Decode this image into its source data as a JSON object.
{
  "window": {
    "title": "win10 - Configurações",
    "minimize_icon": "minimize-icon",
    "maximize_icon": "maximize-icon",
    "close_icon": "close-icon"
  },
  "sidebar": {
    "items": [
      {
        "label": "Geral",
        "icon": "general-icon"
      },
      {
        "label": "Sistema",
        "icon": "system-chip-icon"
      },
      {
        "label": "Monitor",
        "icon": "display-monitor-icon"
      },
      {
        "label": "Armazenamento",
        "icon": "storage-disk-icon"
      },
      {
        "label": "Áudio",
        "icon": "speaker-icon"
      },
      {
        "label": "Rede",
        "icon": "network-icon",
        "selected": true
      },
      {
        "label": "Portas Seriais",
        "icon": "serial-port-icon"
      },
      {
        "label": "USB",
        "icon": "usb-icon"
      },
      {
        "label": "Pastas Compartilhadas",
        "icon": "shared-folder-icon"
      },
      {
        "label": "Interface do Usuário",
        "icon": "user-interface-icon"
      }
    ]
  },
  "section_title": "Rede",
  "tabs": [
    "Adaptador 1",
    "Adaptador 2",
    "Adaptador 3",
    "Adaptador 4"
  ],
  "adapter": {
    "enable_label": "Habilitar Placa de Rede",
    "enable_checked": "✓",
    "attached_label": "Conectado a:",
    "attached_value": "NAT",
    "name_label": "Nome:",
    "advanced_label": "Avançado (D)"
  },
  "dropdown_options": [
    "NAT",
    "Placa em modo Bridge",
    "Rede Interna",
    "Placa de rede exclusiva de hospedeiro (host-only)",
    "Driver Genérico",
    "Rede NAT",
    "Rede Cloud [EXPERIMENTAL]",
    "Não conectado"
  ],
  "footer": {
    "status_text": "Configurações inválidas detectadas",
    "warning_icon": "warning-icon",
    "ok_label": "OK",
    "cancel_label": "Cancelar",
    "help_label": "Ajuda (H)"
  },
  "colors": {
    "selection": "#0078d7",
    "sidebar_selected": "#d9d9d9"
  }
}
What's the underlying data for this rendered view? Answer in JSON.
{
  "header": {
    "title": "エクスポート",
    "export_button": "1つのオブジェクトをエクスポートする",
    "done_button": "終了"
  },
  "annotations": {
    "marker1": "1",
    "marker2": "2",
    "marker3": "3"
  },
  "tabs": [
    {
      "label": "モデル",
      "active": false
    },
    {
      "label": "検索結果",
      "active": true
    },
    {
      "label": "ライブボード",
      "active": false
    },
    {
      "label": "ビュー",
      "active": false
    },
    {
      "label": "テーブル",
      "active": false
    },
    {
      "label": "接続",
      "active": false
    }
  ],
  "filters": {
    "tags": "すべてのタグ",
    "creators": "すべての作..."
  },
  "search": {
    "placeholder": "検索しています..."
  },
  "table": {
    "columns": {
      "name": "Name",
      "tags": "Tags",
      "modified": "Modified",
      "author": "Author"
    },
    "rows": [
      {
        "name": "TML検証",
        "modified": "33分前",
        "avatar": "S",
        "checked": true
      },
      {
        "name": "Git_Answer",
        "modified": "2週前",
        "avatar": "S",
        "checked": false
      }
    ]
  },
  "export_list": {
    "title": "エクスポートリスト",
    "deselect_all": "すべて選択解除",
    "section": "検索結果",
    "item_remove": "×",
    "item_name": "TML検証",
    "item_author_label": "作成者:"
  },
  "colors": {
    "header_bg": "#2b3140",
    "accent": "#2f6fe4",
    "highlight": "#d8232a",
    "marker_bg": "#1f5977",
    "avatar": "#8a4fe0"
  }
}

********

DIRECTIONS - In the records above, locate every line with the string "data" and copy it.

RESULT OF THIS TASK -
Decode this image into its source data as a JSON object.
What's the underlying data for this rendered view? Answer in JSON.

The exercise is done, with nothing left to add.